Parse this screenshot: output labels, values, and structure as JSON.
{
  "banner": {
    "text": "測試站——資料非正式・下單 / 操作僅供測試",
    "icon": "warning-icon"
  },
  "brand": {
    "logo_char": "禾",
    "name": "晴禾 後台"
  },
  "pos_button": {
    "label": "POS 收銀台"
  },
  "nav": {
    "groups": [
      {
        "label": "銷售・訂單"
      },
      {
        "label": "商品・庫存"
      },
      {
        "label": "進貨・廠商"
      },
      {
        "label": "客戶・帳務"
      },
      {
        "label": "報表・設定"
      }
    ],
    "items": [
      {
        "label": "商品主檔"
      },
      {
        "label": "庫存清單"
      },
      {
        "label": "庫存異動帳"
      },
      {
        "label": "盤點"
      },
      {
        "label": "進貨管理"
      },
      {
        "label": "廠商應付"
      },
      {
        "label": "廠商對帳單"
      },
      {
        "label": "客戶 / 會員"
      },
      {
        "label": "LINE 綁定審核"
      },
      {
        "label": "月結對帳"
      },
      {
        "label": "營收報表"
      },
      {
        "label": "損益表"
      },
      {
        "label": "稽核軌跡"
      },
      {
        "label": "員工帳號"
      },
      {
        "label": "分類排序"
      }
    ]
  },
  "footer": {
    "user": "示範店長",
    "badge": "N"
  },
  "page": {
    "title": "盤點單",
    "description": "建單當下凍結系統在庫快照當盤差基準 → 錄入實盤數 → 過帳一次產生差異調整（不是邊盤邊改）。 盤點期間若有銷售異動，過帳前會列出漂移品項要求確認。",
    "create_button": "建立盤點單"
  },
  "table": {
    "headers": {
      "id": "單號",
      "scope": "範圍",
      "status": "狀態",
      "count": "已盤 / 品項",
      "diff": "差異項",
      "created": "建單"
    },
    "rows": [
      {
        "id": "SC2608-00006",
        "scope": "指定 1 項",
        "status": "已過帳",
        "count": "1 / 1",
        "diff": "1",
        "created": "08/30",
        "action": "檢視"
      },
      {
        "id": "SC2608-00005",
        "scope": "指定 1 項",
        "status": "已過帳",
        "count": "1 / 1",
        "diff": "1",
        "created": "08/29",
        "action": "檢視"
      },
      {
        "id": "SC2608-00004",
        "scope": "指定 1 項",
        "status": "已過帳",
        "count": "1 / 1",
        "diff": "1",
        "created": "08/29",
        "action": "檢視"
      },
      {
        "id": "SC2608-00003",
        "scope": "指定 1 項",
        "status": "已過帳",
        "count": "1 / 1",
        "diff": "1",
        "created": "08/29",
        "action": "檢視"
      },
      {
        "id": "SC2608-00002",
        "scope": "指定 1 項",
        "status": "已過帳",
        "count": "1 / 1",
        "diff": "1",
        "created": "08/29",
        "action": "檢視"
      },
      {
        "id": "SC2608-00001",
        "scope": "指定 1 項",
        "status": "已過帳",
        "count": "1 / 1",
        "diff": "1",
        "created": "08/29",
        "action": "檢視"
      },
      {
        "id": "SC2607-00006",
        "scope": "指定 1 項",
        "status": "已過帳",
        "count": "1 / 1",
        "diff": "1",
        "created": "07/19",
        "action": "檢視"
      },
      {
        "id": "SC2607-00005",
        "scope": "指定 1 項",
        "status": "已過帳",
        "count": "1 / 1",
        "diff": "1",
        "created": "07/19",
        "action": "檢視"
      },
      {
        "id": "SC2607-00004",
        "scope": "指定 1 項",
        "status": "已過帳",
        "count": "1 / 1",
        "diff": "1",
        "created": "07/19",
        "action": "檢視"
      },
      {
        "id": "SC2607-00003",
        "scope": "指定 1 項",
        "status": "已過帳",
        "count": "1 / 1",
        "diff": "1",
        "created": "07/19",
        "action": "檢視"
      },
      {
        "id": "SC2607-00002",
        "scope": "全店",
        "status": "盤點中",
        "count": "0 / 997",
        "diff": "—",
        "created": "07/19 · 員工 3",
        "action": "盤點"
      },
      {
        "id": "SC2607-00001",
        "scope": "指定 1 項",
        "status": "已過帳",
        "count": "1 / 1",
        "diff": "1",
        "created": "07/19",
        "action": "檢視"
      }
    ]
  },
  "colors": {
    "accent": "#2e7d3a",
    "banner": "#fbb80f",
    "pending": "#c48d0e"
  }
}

**The request**
Retype the records that precede this task, keeping them exactly the same.

**Result of this exercise**
Parse this screenshot: output labels, values, and structure as JSON.
{
  "banner": {
    "text": "測試站——資料非正式・下單 / 操作僅供測試",
    "icon": "warning-icon"
  },
  "brand": {
    "logo_char": "禾",
    "name": "晴禾 後台"
  },
  "pos_button": {
    "label": "POS 收銀台"
  },
  "nav": {
    "groups": [
      {
        "label": "銷售・訂單"
      },
      {
        "label": "商品・庫存"
      },
      {
        "label": "進貨・廠商"
      },
      {
        "label": "客戶・帳務"
      },
      {
        "label": "報表・設定"
      }
    ],
    "items": [
      {
        "label": "商品主檔"
      },
      {
        "label": "庫存清單"
      },
      {
        "label": "庫存異動帳"
      },
      {
        "label": "盤點"
      },
      {
        "label": "進貨管理"
      },
      {
        "label": "廠商應付"
      },
      {
        "label": "廠商對帳單"
      },
      {
        "label": "客戶 / 會員"
      },
      {
        "label": "LINE 綁定審核"
      },
      {
        "label": "月結對帳"
      },
      {
        "label": "營收報表"
      },
      {
        "label": "損益表"
      },
      {
        "label": "稽核軌跡"
      },
      {
        "label": "員工帳號"
      },
      {
        "label": "分類排序"
      }
    ]
  },
  "footer": {
    "user": "示範店長",
    "badge": "N"
  },
  "page": {
    "title": "盤點單",
    "description": "建單當下凍結系統在庫快照當盤差基準 → 錄入實盤數 → 過帳一次產生差異調整（不是邊盤邊改）。 盤點期間若有銷售異動，過帳前會列出漂移品項要求確認。",
    "create_button": "建立盤點單"
  },
  "table": {
    "headers": {
      "id": "單號",
      "scope": "範圍",
      "status": "狀態",
      "count": "已盤 / 品項",
      "diff": "差異項",
      "created": "建單"
    },
    "rows": [
      {
        "id": "SC2608-00006",
        "scope": "指定 1 項",
        "status": "已過帳",
        "count": "1 / 1",
        "diff": "1",
        "created": "08/30",
        "action": "檢視"
      },
      {
        "id": "SC2608-00005",
        "scope": "指定 1 項",
        "status": "已過帳",
        "count": "1 / 1",
        "diff": "1",
        "created": "08/29",
        "action": "檢視"
      },
      {
        "id": "SC2608-00004",
        "scope": "指定 1 項",
        "status": "已過帳",
        "count": "1 / 1",
        "diff": "1",
        "created": "08/29",
        "action": "檢視"
      },
      {
        "id": "SC2608-00003",
        "scope": "指定 1 項",
        "status": "已過帳",
        "count": "1 / 1",
        "diff": "1",
        "created": "08/29",
        "action": "檢視"
      },
      {
        "id": "SC2608-00002",
        "scope": "指定 1 項",
        "status": "已過帳",
        "count": "1 / 1",
        "diff": "1",
        "created": "08/29",
        "action": "檢視"
      },
      {
        "id": "SC2608-00001",
        "scope": "指定 1 項",
        "status": "已過帳",
        "count": "1 / 1",
        "diff": "1",
        "created": "08/29",
        "action": "檢視"
      },
      {
        "id": "SC2607-00006",
        "scope": "指定 1 項",
        "status": "已過帳",
        "count": "1 / 1",
        "diff": "1",
        "created": "07/19",
        "action": "檢視"
      },
      {
        "id": "SC2607-00005",
        "scope": "指定 1 項",
        "status": "已過帳",
        "count": "1 / 1",
        "diff": "1",
        "created": "07/19",
        "action": "檢視"
      },
      {
        "id": "SC2607-00004",
        "scope": "指定 1 項",
        "status": "已過帳",
        "count": "1 / 1",
        "diff": "1",
        "created": "07/19",
        "action": "檢視"
      },
      {
        "id": "SC2607-00003",
        "scope": "指定 1 項",
        "status": "已過帳",
        "count": "1 / 1",
        "diff": "1",
        "created": "07/19",
        "action": "檢視"
      },
      {
        "id": "SC2607-00002",
        "scope": "全店",
        "status": "盤點中",
        "count": "0 / 997",
        "diff": "—",
        "created": "07/19 · 員工 3",
        "action": "盤點"
      },
      {
        "id": "SC2607-00001",
        "scope": "指定 1 項",
        "status": "已過帳",
        "count": "1 / 1",
        "diff": "1",
        "created": "07/19",
        "action": "檢視"
      }
    ]
  },
  "colors": {
    "accent": "#2e7d3a",
    "banner": "#fbb80f",
    "pending": "#c48d0e"
  }
}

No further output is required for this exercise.